Task.
Pick every line with "more" from the material below.

Dataset.

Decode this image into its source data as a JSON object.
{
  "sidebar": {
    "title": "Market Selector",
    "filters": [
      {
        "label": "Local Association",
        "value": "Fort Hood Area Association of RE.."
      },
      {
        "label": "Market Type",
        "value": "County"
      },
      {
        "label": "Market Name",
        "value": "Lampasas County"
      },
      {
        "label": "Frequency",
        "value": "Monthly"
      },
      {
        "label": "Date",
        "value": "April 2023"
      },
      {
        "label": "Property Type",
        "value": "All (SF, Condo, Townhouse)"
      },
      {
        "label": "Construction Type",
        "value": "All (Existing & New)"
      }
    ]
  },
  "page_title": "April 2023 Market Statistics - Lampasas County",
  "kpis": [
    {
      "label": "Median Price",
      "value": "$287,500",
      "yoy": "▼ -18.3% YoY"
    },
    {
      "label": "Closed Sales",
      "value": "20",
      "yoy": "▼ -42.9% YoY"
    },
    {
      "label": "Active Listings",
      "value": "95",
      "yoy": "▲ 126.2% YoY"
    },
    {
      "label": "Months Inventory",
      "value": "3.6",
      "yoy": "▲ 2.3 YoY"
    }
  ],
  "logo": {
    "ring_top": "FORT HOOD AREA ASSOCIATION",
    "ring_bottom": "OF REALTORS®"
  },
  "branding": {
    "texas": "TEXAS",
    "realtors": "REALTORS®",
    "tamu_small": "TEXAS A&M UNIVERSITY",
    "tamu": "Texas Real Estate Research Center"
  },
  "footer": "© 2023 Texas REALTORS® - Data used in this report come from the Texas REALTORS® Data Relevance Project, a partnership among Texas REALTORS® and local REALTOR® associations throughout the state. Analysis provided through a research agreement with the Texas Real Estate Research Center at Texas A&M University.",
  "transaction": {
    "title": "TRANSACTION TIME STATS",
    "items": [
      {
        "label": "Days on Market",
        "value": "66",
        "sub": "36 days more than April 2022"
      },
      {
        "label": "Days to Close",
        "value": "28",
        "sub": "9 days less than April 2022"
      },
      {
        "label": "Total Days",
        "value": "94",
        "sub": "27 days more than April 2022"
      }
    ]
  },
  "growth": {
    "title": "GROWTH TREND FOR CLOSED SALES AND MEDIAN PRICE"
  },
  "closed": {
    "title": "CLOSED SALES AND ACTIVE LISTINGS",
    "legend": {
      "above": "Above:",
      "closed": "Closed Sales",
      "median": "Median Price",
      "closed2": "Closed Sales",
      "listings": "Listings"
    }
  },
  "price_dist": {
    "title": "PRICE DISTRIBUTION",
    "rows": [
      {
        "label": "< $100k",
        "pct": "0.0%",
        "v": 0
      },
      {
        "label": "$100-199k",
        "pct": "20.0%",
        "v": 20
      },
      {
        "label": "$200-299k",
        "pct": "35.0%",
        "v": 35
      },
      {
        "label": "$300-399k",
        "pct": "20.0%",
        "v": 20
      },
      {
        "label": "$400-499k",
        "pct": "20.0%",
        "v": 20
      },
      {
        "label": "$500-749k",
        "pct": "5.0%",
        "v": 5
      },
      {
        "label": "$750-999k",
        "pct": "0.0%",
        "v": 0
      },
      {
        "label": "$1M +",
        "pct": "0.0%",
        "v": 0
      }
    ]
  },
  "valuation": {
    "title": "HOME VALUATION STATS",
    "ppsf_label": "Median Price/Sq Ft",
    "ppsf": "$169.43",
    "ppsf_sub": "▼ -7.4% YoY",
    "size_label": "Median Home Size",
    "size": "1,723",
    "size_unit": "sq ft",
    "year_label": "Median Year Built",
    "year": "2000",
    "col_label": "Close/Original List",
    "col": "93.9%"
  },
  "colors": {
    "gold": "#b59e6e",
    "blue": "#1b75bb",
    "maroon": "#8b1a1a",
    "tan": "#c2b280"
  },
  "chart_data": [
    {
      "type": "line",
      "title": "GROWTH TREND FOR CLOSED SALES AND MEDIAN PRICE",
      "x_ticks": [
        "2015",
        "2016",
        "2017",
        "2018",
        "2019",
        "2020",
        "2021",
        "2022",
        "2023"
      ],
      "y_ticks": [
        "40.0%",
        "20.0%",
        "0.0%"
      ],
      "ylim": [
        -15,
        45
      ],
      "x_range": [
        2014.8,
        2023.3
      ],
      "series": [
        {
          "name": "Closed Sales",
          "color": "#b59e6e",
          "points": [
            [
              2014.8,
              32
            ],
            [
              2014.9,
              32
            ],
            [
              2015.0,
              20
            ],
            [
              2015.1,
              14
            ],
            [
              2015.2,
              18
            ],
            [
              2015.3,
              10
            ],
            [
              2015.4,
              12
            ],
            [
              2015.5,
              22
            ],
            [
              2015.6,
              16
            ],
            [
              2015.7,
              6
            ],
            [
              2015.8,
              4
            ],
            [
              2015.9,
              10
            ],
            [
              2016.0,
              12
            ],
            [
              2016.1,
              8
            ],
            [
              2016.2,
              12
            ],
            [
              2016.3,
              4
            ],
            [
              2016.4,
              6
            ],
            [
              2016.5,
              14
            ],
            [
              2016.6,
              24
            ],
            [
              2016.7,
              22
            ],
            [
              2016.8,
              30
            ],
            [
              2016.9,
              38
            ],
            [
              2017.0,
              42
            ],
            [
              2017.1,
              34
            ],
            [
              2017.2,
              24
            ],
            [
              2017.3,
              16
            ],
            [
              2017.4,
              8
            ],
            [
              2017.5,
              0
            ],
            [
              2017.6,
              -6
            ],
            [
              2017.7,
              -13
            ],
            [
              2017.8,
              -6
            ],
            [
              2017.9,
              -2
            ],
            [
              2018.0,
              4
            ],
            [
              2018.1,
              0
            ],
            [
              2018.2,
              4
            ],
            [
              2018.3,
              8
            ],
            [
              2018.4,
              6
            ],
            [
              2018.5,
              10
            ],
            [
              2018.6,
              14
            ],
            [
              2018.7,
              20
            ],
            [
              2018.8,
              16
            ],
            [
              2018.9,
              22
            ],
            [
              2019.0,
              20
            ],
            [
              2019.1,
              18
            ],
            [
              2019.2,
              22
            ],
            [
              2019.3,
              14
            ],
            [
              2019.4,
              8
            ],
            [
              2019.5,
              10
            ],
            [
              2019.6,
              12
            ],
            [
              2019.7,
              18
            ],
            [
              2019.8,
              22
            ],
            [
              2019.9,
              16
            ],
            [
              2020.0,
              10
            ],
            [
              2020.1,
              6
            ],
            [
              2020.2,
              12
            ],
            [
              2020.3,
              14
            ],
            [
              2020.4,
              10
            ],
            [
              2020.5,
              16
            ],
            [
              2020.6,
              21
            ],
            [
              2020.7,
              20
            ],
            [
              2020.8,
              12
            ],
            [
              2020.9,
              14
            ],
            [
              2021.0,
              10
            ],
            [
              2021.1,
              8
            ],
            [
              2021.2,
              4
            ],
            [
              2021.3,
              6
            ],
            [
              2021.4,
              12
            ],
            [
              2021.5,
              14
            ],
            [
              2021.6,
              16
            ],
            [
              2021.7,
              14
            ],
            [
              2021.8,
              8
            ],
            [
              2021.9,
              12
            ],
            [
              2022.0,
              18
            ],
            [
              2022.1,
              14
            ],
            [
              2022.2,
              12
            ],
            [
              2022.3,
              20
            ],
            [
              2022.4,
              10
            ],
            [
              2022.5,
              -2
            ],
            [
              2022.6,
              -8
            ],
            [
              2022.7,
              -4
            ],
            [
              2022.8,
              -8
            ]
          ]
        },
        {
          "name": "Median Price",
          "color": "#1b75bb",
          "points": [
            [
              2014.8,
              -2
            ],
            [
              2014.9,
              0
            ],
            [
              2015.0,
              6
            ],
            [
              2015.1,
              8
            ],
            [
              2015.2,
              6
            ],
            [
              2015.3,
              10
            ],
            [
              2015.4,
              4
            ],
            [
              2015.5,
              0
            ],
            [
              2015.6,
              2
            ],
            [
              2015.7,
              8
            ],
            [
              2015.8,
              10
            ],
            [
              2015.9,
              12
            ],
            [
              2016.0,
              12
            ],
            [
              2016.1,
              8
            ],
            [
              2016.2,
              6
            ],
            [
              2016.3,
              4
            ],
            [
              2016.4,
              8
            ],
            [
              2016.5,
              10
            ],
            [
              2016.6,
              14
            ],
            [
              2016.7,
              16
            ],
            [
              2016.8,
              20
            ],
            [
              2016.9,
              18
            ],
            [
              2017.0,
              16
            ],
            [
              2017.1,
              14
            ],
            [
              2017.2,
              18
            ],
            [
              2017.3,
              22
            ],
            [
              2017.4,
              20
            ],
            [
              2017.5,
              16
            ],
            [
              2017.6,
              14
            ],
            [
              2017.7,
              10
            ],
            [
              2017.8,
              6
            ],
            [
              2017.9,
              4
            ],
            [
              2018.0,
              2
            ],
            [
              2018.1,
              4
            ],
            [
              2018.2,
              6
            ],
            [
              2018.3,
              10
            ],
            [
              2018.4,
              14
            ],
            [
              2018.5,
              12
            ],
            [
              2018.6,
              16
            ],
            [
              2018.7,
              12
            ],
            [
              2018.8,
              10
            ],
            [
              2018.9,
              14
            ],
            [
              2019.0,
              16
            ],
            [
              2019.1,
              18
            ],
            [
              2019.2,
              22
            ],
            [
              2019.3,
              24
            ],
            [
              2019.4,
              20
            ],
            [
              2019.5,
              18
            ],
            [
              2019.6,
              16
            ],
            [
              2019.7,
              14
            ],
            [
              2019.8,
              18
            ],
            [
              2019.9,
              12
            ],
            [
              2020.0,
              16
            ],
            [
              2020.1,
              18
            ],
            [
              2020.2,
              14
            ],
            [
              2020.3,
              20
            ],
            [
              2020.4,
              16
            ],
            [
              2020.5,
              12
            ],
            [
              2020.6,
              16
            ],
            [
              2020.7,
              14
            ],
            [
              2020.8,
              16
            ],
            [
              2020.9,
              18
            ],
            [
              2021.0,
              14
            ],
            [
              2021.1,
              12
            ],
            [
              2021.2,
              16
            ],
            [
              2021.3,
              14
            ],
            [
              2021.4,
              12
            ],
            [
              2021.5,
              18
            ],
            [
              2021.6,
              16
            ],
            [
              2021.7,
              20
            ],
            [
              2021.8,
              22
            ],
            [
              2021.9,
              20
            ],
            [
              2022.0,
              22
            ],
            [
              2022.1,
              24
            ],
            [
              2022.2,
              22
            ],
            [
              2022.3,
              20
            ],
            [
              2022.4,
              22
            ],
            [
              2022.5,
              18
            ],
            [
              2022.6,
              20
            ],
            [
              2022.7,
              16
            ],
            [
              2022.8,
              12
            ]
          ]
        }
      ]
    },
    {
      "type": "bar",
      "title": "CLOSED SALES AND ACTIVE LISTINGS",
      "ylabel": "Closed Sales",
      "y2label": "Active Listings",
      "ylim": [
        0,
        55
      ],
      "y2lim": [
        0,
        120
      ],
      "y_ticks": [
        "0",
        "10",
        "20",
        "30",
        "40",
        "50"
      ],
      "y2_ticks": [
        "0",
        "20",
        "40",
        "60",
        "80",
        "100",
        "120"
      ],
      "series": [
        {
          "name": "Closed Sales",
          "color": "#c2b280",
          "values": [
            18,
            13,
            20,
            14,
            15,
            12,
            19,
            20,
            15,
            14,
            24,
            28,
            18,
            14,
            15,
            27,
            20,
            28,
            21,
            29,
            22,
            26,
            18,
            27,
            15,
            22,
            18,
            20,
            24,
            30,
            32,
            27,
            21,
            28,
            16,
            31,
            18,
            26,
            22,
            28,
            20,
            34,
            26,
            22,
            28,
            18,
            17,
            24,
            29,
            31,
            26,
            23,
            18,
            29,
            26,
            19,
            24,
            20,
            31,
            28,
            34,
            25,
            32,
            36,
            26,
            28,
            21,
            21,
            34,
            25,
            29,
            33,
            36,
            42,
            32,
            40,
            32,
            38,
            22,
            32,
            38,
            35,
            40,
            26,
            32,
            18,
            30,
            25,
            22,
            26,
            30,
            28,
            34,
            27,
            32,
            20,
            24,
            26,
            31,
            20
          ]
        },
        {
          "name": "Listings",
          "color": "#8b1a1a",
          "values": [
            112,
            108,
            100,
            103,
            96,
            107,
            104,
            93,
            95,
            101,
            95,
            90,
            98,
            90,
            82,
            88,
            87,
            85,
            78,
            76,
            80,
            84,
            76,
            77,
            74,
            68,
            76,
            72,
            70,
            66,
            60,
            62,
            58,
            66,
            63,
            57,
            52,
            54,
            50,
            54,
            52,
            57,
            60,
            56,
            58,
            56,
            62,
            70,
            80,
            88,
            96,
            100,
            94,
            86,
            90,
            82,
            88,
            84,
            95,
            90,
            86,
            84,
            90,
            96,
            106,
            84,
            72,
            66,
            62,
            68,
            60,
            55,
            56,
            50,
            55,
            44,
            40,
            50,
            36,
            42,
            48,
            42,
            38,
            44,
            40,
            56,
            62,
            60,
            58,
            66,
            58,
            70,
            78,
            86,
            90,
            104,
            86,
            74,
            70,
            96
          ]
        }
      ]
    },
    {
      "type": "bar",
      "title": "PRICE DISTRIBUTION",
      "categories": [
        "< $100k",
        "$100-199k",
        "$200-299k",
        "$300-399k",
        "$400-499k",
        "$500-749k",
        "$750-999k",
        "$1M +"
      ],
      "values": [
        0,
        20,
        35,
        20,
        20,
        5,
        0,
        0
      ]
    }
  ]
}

The output.
        "sub": "36 days more than April 2022"
        "sub": "27 days more than April 2022"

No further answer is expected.